## Aim
Exclude the pictures and reproduce the remaining data exactly as written.

[Items from a figure collection]
################
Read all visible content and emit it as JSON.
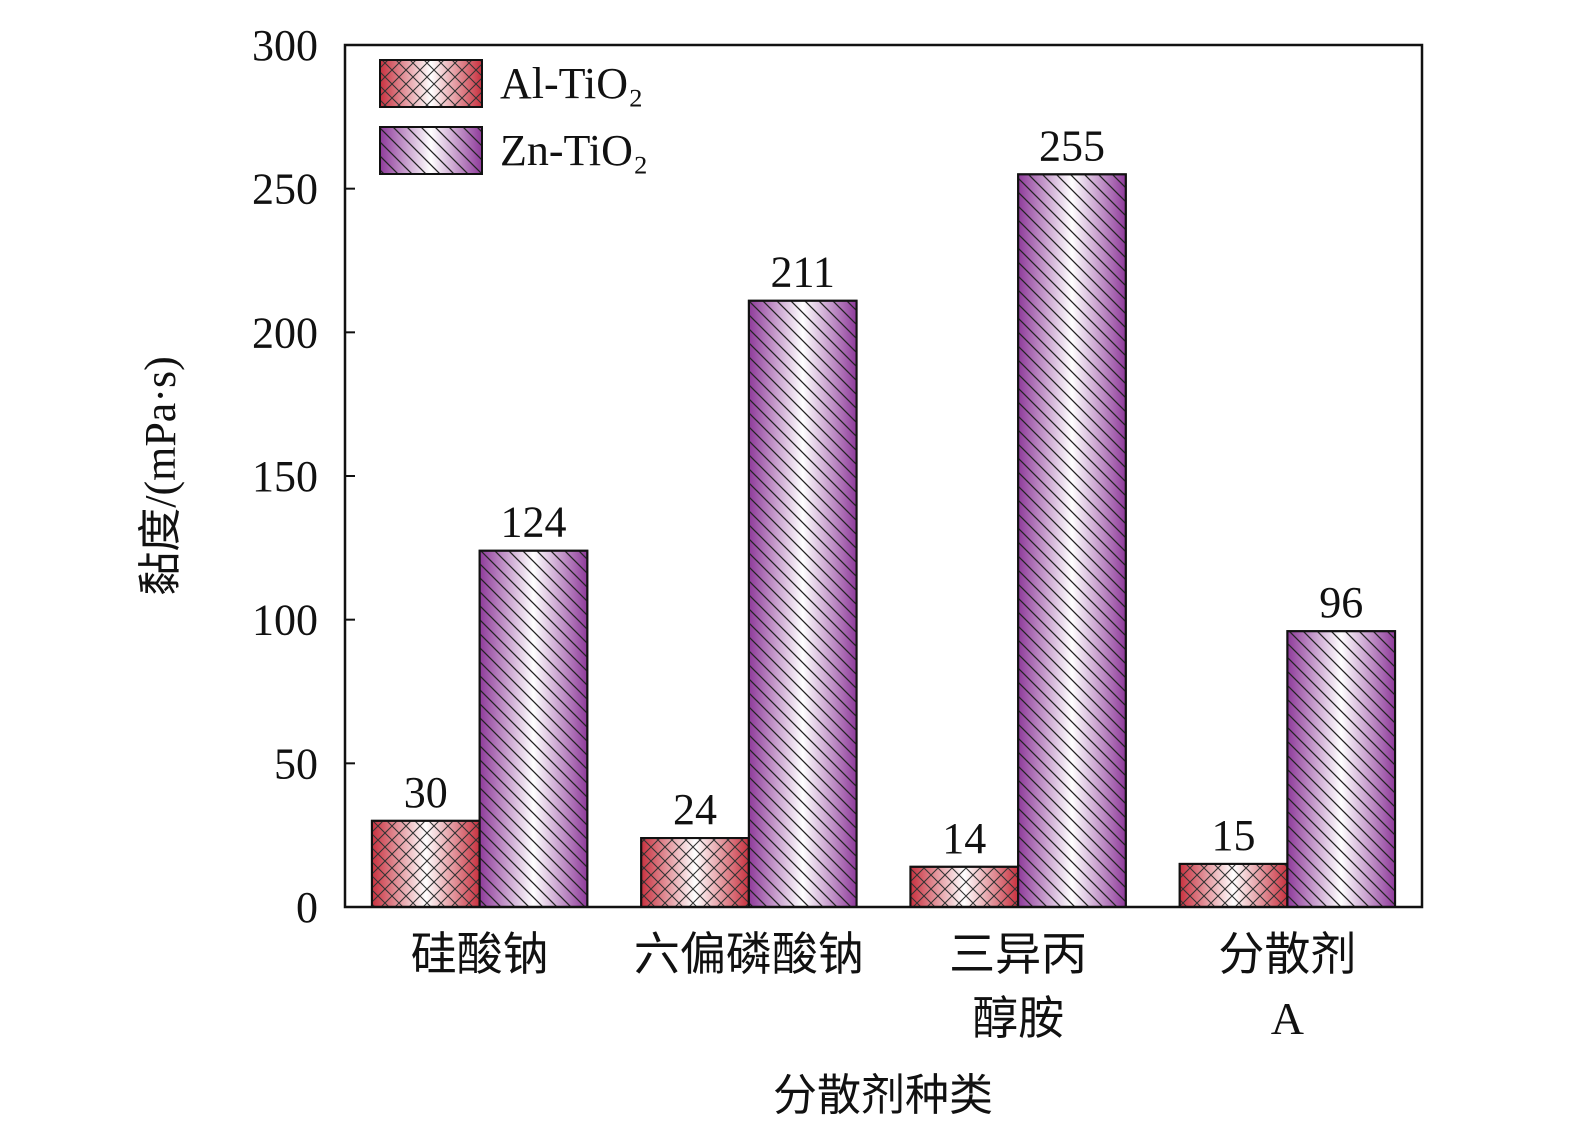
{
  "chart_data": {
    "type": "bar",
    "ylabel": "黏度/(mPa·s)",
    "xlabel": "分散剂种类",
    "categories": [
      [
        "硅酸钠"
      ],
      [
        "六偏磷酸钠"
      ],
      [
        "三异丙",
        "醇胺"
      ],
      [
        "分散剂",
        "A"
      ]
    ],
    "series": [
      {
        "name": "Al-TiO₂",
        "color": "#c8313f",
        "hatch": "cross",
        "values": [
          30,
          24,
          14,
          15
        ]
      },
      {
        "name": "Zn-TiO₂",
        "color": "#8e3a9a",
        "hatch": "diagonal",
        "values": [
          124,
          211,
          255,
          96
        ]
      }
    ],
    "ylim": [
      0,
      300
    ],
    "yticks": [
      0,
      50,
      100,
      150,
      200,
      250,
      300
    ],
    "legend": "upper left"
  }
}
################
## Completed exercise
Read all visible content and emit it as JSON.
{
  "chart_data": {
    "type": "bar",
    "ylabel": "黏度/(mPa·s)",
    "xlabel": "分散剂种类",
    "categories": [
      [
        "硅酸钠"
      ],
      [
        "六偏磷酸钠"
      ],
      [
        "三异丙",
        "醇胺"
      ],
      [
        "分散剂",
        "A"
      ]
    ],
    "series": [
      {
        "name": "Al-TiO₂",
        "color": "#c8313f",
        "hatch": "cross",
        "values": [
          30,
          24,
          14,
          15
        ]
      },
      {
        "name": "Zn-TiO₂",
        "color": "#8e3a9a",
        "hatch": "diagonal",
        "values": [
          124,
          211,
          255,
          96
        ]
      }
    ],
    "ylim": [
      0,
      300
    ],
    "yticks": [
      0,
      50,
      100,
      150,
      200,
      250,
      300
    ],
    "legend": "upper left"
  }
}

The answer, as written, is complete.